JOB: Retype only what runs from the line that contains "Transcribe this chart's" through the last line of the listing below, both lines included.

DATASET EXCERPTS:
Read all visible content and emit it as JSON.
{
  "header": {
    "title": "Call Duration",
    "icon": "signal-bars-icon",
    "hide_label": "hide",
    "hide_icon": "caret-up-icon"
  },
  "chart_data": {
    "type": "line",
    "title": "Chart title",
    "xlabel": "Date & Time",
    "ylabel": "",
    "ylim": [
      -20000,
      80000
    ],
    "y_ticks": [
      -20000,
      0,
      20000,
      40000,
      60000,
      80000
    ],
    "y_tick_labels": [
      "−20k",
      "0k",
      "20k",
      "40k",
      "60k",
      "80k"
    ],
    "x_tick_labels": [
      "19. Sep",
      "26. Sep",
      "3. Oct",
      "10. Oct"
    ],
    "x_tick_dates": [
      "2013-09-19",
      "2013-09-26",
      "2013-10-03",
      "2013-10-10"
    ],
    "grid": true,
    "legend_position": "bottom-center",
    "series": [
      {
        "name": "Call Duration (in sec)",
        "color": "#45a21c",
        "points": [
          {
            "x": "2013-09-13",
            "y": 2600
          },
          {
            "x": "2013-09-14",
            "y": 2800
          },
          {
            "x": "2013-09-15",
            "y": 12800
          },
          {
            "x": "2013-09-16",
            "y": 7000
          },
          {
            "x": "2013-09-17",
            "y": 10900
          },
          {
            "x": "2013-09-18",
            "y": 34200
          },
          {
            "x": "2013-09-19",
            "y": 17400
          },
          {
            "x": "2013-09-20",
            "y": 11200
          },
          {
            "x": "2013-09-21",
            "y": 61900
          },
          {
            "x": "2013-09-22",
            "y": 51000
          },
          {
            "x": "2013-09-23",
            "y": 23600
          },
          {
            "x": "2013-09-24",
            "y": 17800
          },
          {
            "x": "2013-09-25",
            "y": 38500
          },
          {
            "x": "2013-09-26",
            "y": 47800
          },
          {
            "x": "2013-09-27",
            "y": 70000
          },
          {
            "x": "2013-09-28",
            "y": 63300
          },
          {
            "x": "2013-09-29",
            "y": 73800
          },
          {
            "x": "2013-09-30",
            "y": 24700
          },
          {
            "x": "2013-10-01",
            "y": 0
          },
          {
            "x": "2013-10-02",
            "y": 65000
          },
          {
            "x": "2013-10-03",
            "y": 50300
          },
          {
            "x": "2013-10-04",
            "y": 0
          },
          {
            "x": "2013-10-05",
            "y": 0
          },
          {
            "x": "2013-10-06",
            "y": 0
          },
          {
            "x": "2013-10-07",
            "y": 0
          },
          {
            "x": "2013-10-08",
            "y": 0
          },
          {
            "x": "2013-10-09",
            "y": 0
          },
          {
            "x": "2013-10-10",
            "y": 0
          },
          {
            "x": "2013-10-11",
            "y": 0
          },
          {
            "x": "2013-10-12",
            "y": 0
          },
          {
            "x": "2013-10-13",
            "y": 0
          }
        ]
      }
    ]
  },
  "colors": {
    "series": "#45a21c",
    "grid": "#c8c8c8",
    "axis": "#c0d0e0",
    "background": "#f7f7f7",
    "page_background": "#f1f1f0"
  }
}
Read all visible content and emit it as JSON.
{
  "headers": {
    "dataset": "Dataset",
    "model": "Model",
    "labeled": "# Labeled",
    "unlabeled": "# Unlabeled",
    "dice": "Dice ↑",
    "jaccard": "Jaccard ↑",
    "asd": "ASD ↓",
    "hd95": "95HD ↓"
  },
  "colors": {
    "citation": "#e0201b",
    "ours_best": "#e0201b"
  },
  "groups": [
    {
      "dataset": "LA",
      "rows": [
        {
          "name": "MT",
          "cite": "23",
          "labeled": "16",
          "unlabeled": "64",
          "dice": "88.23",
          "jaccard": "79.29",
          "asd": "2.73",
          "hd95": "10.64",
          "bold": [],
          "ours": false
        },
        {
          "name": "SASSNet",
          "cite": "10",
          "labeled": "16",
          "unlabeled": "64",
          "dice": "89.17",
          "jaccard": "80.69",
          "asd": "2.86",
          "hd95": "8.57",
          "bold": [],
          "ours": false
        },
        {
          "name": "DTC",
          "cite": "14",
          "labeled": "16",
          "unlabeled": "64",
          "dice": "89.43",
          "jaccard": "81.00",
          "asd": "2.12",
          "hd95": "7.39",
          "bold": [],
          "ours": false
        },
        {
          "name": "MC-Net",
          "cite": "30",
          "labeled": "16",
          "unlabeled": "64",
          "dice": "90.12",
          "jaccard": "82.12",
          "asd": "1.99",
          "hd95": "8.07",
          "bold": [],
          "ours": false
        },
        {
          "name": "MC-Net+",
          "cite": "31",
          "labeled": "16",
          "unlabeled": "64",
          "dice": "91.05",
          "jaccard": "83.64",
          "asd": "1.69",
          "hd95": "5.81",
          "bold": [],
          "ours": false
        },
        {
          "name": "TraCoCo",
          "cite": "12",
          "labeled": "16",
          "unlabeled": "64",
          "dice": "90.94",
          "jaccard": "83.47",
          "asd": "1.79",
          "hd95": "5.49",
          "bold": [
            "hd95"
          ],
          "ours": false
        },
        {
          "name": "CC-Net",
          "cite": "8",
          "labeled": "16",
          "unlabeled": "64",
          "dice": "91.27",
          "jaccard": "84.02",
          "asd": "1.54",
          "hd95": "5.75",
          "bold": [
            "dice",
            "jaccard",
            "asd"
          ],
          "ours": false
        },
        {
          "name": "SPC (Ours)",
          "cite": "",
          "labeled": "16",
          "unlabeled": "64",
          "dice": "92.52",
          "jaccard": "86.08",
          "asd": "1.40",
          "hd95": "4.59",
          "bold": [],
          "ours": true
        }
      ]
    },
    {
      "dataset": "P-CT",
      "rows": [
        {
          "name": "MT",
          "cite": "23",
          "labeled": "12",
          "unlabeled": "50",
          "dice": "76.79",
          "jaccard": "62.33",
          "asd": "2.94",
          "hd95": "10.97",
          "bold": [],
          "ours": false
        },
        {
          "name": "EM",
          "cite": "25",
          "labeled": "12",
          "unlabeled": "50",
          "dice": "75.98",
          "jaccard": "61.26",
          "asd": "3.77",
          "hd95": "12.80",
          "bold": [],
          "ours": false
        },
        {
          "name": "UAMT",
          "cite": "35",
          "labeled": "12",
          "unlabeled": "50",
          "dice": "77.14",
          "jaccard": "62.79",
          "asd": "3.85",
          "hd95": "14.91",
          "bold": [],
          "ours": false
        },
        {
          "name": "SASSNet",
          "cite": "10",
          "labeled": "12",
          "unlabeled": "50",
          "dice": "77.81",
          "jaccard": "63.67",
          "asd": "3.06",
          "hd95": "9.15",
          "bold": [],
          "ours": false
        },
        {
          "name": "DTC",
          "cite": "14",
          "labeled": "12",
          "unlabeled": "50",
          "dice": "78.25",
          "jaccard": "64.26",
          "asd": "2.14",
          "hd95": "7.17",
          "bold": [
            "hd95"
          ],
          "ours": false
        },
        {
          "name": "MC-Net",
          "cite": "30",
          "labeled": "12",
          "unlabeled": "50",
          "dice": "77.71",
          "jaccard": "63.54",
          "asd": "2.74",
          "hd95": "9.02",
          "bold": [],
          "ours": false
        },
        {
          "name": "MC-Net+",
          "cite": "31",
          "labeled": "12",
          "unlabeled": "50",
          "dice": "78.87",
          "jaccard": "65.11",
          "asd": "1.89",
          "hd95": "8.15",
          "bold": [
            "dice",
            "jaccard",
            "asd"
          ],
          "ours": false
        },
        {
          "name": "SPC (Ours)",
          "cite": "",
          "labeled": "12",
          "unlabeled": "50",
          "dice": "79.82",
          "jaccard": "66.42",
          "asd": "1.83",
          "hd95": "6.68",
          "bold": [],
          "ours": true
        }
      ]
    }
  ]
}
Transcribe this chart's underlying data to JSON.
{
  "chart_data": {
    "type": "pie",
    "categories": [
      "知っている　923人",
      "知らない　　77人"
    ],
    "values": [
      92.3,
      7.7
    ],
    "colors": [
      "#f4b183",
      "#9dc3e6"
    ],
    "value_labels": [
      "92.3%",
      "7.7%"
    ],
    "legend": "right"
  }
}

EXERCISE RESPONSE:
Transcribe this chart's underlying data to JSON.
{
  "chart_data": {
    "type": "pie",
    "categories": [
      "知っている　923人",
      "知らない　　77人"
    ],
    "values": [
      92.3,
      7.7
    ],
    "colors": [
      "#f4b183",
      "#9dc3e6"
    ],
    "value_labels": [
      "92.3%",
      "7.7%"
    ],
    "legend": "right"
  }
}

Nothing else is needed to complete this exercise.